*Written task:* Retype the following lines exactly as they appear, covering every one of the items.

[START OF Stored data]

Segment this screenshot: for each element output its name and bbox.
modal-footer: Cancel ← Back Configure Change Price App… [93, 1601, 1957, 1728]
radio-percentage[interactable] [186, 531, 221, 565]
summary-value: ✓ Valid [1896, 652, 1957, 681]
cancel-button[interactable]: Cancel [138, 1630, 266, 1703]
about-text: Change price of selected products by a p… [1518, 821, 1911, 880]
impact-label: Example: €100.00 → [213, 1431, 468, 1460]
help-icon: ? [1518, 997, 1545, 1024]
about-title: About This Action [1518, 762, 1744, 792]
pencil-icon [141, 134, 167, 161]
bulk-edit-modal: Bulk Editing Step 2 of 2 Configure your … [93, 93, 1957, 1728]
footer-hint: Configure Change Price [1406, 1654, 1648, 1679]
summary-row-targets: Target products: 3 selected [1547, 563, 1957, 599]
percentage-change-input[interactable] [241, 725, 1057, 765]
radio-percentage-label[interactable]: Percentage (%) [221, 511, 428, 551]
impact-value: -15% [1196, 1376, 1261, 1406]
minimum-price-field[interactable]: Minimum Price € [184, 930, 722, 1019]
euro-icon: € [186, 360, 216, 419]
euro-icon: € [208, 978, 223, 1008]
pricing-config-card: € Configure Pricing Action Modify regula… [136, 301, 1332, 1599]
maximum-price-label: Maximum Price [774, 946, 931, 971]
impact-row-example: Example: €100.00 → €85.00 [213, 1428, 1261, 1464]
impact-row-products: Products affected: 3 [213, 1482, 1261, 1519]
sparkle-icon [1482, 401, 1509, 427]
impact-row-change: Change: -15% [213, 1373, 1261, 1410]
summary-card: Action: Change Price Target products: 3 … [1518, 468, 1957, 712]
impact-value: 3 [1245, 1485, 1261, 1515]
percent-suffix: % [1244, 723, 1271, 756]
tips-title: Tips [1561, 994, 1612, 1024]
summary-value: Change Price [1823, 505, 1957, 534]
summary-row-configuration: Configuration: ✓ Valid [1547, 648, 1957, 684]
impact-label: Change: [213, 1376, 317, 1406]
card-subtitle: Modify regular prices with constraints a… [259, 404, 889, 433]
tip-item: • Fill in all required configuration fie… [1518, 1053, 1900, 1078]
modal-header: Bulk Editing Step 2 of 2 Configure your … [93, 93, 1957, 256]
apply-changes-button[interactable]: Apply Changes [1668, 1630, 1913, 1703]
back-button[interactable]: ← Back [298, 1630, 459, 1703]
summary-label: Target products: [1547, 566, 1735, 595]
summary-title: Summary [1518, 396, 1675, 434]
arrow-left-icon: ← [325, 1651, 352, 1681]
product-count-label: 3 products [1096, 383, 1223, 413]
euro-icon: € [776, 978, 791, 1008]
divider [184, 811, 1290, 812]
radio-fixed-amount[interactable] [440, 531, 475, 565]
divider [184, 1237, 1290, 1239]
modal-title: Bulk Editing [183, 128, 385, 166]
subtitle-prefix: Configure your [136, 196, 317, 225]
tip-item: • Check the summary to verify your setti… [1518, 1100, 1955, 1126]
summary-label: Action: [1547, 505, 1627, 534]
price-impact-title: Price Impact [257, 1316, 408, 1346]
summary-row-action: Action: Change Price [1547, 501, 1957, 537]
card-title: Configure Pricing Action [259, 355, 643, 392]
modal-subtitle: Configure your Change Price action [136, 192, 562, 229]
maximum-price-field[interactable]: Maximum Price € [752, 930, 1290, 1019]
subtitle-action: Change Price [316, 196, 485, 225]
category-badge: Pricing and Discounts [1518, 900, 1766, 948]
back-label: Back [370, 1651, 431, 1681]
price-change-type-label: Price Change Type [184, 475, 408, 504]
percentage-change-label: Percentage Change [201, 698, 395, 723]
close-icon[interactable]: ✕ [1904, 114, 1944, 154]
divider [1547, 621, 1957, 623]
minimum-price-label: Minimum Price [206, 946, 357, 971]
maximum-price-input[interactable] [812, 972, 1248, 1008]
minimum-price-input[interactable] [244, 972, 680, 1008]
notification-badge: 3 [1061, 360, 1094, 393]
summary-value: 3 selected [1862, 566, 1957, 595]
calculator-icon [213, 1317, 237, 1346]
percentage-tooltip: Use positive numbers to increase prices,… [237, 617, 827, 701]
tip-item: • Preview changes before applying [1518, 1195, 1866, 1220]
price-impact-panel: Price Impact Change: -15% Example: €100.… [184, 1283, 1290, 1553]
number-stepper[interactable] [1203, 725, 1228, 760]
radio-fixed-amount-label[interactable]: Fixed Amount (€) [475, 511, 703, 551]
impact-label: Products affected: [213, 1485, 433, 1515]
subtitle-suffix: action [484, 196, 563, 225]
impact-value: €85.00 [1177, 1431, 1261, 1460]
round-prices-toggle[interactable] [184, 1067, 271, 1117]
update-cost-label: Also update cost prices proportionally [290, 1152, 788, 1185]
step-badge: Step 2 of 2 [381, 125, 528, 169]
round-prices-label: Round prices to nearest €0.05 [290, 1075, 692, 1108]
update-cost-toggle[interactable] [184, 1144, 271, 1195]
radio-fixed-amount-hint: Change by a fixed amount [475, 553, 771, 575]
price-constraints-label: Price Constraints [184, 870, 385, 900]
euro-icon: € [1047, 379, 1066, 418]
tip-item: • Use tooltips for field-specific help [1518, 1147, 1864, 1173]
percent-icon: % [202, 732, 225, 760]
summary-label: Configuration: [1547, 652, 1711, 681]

[END OF Stored data]

*Answer to the task:*
Segment this screenshot: for each element output its name and bbox.
modal-footer: Cancel ← Back Configure Change Price App… [93, 1601, 1957, 1728]
radio-percentage[interactable] [186, 531, 221, 565]
summary-value: ✓ Valid [1896, 652, 1957, 681]
cancel-button[interactable]: Cancel [138, 1630, 266, 1703]
about-text: Change price of selected products by a p… [1518, 821, 1911, 880]
impact-label: Example: €100.00 → [213, 1431, 468, 1460]
help-icon: ? [1518, 997, 1545, 1024]
about-title: About This Action [1518, 762, 1744, 792]
pencil-icon [141, 134, 167, 161]
bulk-edit-modal: Bulk Editing Step 2 of 2 Configure your … [93, 93, 1957, 1728]
footer-hint: Configure Change Price [1406, 1654, 1648, 1679]
summary-row-targets: Target products: 3 selected [1547, 563, 1957, 599]
percentage-change-input[interactable] [241, 725, 1057, 765]
radio-percentage-label[interactable]: Percentage (%) [221, 511, 428, 551]
impact-value: -15% [1196, 1376, 1261, 1406]
minimum-price-field[interactable]: Minimum Price € [184, 930, 722, 1019]
euro-icon: € [186, 360, 216, 419]
euro-icon: € [208, 978, 223, 1008]
pricing-config-card: € Configure Pricing Action Modify regula… [136, 301, 1332, 1599]
maximum-price-label: Maximum Price [774, 946, 931, 971]
impact-row-example: Example: €100.00 → €85.00 [213, 1428, 1261, 1464]
impact-row-products: Products affected: 3 [213, 1482, 1261, 1519]
sparkle-icon [1482, 401, 1509, 427]
impact-row-change: Change: -15% [213, 1373, 1261, 1410]
summary-card: Action: Change Price Target products: 3 … [1518, 468, 1957, 712]
impact-value: 3 [1245, 1485, 1261, 1515]
percent-suffix: % [1244, 723, 1271, 756]
tips-title: Tips [1561, 994, 1612, 1024]
summary-value: Change Price [1823, 505, 1957, 534]
summary-row-configuration: Configuration: ✓ Valid [1547, 648, 1957, 684]
impact-label: Change: [213, 1376, 317, 1406]
card-subtitle: Modify regular prices with constraints a… [259, 404, 889, 433]
tip-item: • Fill in all required configuration fie… [1518, 1053, 1900, 1078]
modal-header: Bulk Editing Step 2 of 2 Configure your … [93, 93, 1957, 256]
apply-changes-button[interactable]: Apply Changes [1668, 1630, 1913, 1703]
back-button[interactable]: ← Back [298, 1630, 459, 1703]
summary-label: Target products: [1547, 566, 1735, 595]
summary-title: Summary [1518, 396, 1675, 434]
arrow-left-icon: ← [325, 1651, 352, 1681]
product-count-label: 3 products [1096, 383, 1223, 413]
euro-icon: € [776, 978, 791, 1008]
divider [184, 811, 1290, 812]
radio-fixed-amount[interactable] [440, 531, 475, 565]
divider [184, 1237, 1290, 1239]
modal-title: Bulk Editing [183, 128, 385, 166]
subtitle-prefix: Configure your [136, 196, 317, 225]
tip-item: • Check the summary to verify your setti… [1518, 1100, 1955, 1126]
summary-label: Action: [1547, 505, 1627, 534]
price-impact-title: Price Impact [257, 1316, 408, 1346]
summary-row-action: Action: Change Price [1547, 501, 1957, 537]
card-title: Configure Pricing Action [259, 355, 643, 392]
modal-subtitle: Configure your Change Price action [136, 192, 562, 229]
maximum-price-field[interactable]: Maximum Price € [752, 930, 1290, 1019]
subtitle-action: Change Price [316, 196, 485, 225]
category-badge: Pricing and Discounts [1518, 900, 1766, 948]
back-label: Back [370, 1651, 431, 1681]
price-change-type-label: Price Change Type [184, 475, 408, 504]
percentage-change-label: Percentage Change [201, 698, 395, 723]
close-icon[interactable]: ✕ [1904, 114, 1944, 154]
divider [1547, 621, 1957, 623]
minimum-price-label: Minimum Price [206, 946, 357, 971]
maximum-price-input[interactable] [812, 972, 1248, 1008]
minimum-price-input[interactable] [244, 972, 680, 1008]
notification-badge: 3 [1061, 360, 1094, 393]
summary-value: 3 selected [1862, 566, 1957, 595]
calculator-icon [213, 1317, 237, 1346]
percentage-tooltip: Use positive numbers to increase prices,… [237, 617, 827, 701]
tip-item: • Preview changes before applying [1518, 1195, 1866, 1220]
price-impact-panel: Price Impact Change: -15% Example: €100.… [184, 1283, 1290, 1553]
number-stepper[interactable] [1203, 725, 1228, 760]
radio-fixed-amount-label[interactable]: Fixed Amount (€) [475, 511, 703, 551]
impact-label: Products affected: [213, 1485, 433, 1515]
subtitle-suffix: action [484, 196, 563, 225]
impact-value: €85.00 [1177, 1431, 1261, 1460]
round-prices-toggle[interactable] [184, 1067, 271, 1117]
update-cost-label: Also update cost prices proportionally [290, 1152, 788, 1185]
step-badge: Step 2 of 2 [381, 125, 528, 169]
round-prices-label: Round prices to nearest €0.05 [290, 1075, 692, 1108]
update-cost-toggle[interactable] [184, 1144, 271, 1195]
radio-fixed-amount-hint: Change by a fixed amount [475, 553, 771, 575]
price-constraints-label: Price Constraints [184, 870, 385, 900]
euro-icon: € [1047, 379, 1066, 418]
tip-item: • Use tooltips for field-specific help [1518, 1147, 1864, 1173]
percent-icon: % [202, 732, 225, 760]
summary-label: Configuration: [1547, 652, 1711, 681]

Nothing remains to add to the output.